- **Task to complete**
In full and without alteration, give the listing again.

--- begin Records shown ---

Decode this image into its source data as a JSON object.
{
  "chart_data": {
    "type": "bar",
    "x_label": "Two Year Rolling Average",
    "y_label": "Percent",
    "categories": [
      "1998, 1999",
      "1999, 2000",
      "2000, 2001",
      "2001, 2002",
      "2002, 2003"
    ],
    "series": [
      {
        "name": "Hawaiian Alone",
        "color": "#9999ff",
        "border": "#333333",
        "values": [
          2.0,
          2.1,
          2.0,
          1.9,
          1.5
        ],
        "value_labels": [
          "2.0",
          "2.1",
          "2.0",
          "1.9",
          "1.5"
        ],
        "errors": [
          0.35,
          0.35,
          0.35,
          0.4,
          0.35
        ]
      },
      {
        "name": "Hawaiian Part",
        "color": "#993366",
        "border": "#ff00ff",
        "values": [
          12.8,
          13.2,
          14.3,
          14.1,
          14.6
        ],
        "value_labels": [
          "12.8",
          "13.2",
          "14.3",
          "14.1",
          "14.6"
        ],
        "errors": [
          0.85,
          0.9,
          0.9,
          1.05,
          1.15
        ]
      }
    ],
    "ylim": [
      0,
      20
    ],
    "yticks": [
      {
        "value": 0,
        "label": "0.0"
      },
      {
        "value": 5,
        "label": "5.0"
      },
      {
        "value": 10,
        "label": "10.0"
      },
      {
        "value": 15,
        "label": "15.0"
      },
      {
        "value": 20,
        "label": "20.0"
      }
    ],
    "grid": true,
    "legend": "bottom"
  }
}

--- end Records shown ---

- **Solution to the problem**
Decode this image into its source data as a JSON object.
{
  "chart_data": {
    "type": "bar",
    "x_label": "Two Year Rolling Average",
    "y_label": "Percent",
    "categories": [
      "1998, 1999",
      "1999, 2000",
      "2000, 2001",
      "2001, 2002",
      "2002, 2003"
    ],
    "series": [
      {
        "name": "Hawaiian Alone",
        "color": "#9999ff",
        "border": "#333333",
        "values": [
          2.0,
          2.1,
          2.0,
          1.9,
          1.5
        ],
        "value_labels": [
          "2.0",
          "2.1",
          "2.0",
          "1.9",
          "1.5"
        ],
        "errors": [
          0.35,
          0.35,
          0.35,
          0.4,
          0.35
        ]
      },
      {
        "name": "Hawaiian Part",
        "color": "#993366",
        "border": "#ff00ff",
        "values": [
          12.8,
          13.2,
          14.3,
          14.1,
          14.6
        ],
        "value_labels": [
          "12.8",
          "13.2",
          "14.3",
          "14.1",
          "14.6"
        ],
        "errors": [
          0.85,
          0.9,
          0.9,
          1.05,
          1.15
        ]
      }
    ],
    "ylim": [
      0,
      20
    ],
    "yticks": [
      {
        "value": 0,
        "label": "0.0"
      },
      {
        "value": 5,
        "label": "5.0"
      },
      {
        "value": 10,
        "label": "10.0"
      },
      {
        "value": 15,
        "label": "15.0"
      },
      {
        "value": 20,
        "label": "20.0"
      }
    ],
    "grid": true,
    "legend": "bottom"
  }
}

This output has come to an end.